◆ INSTRUCTION: Quote every line of the material beneath this one.

Stored entries:

=-=-=

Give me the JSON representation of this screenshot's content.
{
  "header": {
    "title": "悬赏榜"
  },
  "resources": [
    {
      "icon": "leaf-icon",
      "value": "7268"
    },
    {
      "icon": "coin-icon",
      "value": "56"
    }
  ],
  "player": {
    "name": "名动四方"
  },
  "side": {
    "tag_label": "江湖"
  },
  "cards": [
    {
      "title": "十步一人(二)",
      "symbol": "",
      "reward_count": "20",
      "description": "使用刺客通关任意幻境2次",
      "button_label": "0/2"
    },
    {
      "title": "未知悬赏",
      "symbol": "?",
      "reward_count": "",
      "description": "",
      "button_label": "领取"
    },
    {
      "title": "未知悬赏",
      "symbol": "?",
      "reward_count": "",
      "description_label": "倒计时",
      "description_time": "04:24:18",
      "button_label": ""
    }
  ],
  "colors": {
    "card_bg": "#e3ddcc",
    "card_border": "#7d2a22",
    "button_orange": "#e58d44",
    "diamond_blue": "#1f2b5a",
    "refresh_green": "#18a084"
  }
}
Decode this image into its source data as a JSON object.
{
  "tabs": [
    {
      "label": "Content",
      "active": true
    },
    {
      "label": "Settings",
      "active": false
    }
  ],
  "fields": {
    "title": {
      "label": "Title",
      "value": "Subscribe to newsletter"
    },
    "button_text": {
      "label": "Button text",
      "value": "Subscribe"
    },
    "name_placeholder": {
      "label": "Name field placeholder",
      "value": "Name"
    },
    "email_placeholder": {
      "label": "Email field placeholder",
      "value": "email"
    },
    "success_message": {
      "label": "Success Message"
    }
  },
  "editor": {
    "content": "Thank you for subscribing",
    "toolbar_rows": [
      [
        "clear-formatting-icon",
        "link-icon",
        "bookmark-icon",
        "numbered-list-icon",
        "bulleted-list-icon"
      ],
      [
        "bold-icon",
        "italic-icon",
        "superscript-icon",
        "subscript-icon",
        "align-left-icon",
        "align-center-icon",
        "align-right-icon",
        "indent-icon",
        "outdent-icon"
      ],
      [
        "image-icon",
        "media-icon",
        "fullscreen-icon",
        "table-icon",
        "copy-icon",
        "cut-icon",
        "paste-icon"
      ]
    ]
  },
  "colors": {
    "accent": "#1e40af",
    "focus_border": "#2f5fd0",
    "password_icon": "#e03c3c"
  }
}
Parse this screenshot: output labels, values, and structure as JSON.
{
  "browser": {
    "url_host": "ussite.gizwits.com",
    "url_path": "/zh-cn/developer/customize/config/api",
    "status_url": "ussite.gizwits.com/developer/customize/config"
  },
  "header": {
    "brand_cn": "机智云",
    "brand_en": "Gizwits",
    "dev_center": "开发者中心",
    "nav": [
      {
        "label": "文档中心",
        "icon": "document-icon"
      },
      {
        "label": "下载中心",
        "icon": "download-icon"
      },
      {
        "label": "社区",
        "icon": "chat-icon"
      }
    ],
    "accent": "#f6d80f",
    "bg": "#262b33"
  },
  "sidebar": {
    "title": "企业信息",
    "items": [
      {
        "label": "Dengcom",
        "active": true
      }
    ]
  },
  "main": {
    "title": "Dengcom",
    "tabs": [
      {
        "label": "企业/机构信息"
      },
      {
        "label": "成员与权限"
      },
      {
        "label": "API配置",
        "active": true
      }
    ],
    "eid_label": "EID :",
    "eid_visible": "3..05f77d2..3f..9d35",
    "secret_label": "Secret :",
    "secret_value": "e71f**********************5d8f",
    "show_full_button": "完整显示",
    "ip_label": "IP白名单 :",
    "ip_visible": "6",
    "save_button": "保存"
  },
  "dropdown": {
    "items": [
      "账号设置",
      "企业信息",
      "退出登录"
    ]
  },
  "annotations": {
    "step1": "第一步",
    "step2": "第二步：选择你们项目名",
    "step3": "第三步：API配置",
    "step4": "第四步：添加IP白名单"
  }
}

=-=-=

◆ FULL ANSWER:
Give me the JSON representation of this screenshot's content.
{
  "header": {
    "title": "悬赏榜"
  },
  "resources": [
    {
      "icon": "leaf-icon",
      "value": "7268"
    },
    {
      "icon": "coin-icon",
      "value": "56"
    }
  ],
  "player": {
    "name": "名动四方"
  },
  "side": {
    "tag_label": "江湖"
  },
  "cards": [
    {
      "title": "十步一人(二)",
      "symbol": "",
      "reward_count": "20",
      "description": "使用刺客通关任意幻境2次",
      "button_label": "0/2"
    },
    {
      "title": "未知悬赏",
      "symbol": "?",
      "reward_count": "",
      "description": "",
      "button_label": "领取"
    },
    {
      "title": "未知悬赏",
      "symbol": "?",
      "reward_count": "",
      "description_label": "倒计时",
      "description_time": "04:24:18",
      "button_label": ""
    }
  ],
  "colors": {
    "card_bg": "#e3ddcc",
    "card_border": "#7d2a22",
    "button_orange": "#e58d44",
    "diamond_blue": "#1f2b5a",
    "refresh_green": "#18a084"
  }
}
Decode this image into its source data as a JSON object.
{
  "tabs": [
    {
      "label": "Content",
      "active": true
    },
    {
      "label": "Settings",
      "active": false
    }
  ],
  "fields": {
    "title": {
      "label": "Title",
      "value": "Subscribe to newsletter"
    },
    "button_text": {
      "label": "Button text",
      "value": "Subscribe"
    },
    "name_placeholder": {
      "label": "Name field placeholder",
      "value": "Name"
    },
    "email_placeholder": {
      "label": "Email field placeholder",
      "value": "email"
    },
    "success_message": {
      "label": "Success Message"
    }
  },
  "editor": {
    "content": "Thank you for subscribing",
    "toolbar_rows": [
      [
        "clear-formatting-icon",
        "link-icon",
        "bookmark-icon",
        "numbered-list-icon",
        "bulleted-list-icon"
      ],
      [
        "bold-icon",
        "italic-icon",
        "superscript-icon",
        "subscript-icon",
        "align-left-icon",
        "align-center-icon",
        "align-right-icon",
        "indent-icon",
        "outdent-icon"
      ],
      [
        "image-icon",
        "media-icon",
        "fullscreen-icon",
        "table-icon",
        "copy-icon",
        "cut-icon",
        "paste-icon"
      ]
    ]
  },
  "colors": {
    "accent": "#1e40af",
    "focus_border": "#2f5fd0",
    "password_icon": "#e03c3c"
  }
}
Parse this screenshot: output labels, values, and structure as JSON.
{
  "browser": {
    "url_host": "ussite.gizwits.com",
    "url_path": "/zh-cn/developer/customize/config/api",
    "status_url": "ussite.gizwits.com/developer/customize/config"
  },
  "header": {
    "brand_cn": "机智云",
    "brand_en": "Gizwits",
    "dev_center": "开发者中心",
    "nav": [
      {
        "label": "文档中心",
        "icon": "document-icon"
      },
      {
        "label": "下载中心",
        "icon": "download-icon"
      },
      {
        "label": "社区",
        "icon": "chat-icon"
      }
    ],
    "accent": "#f6d80f",
    "bg": "#262b33"
  },
  "sidebar": {
    "title": "企业信息",
    "items": [
      {
        "label": "Dengcom",
        "active": true
      }
    ]
  },
  "main": {
    "title": "Dengcom",
    "tabs": [
      {
        "label": "企业/机构信息"
      },
      {
        "label": "成员与权限"
      },
      {
        "label": "API配置",
        "active": true
      }
    ],
    "eid_label": "EID :",
    "eid_visible": "3..05f77d2..3f..9d35",
    "secret_label": "Secret :",
    "secret_value": "e71f**********************5d8f",
    "show_full_button": "完整显示",
    "ip_label": "IP白名单 :",
    "ip_visible": "6",
    "save_button": "保存"
  },
  "dropdown": {
    "items": [
      "账号设置",
      "企业信息",
      "退出登录"
    ]
  },
  "annotations": {
    "step1": "第一步",
    "step2": "第二步：选择你们项目名",
    "step3": "第三步：API配置",
    "step4": "第四步：添加IP白名单"
  }
}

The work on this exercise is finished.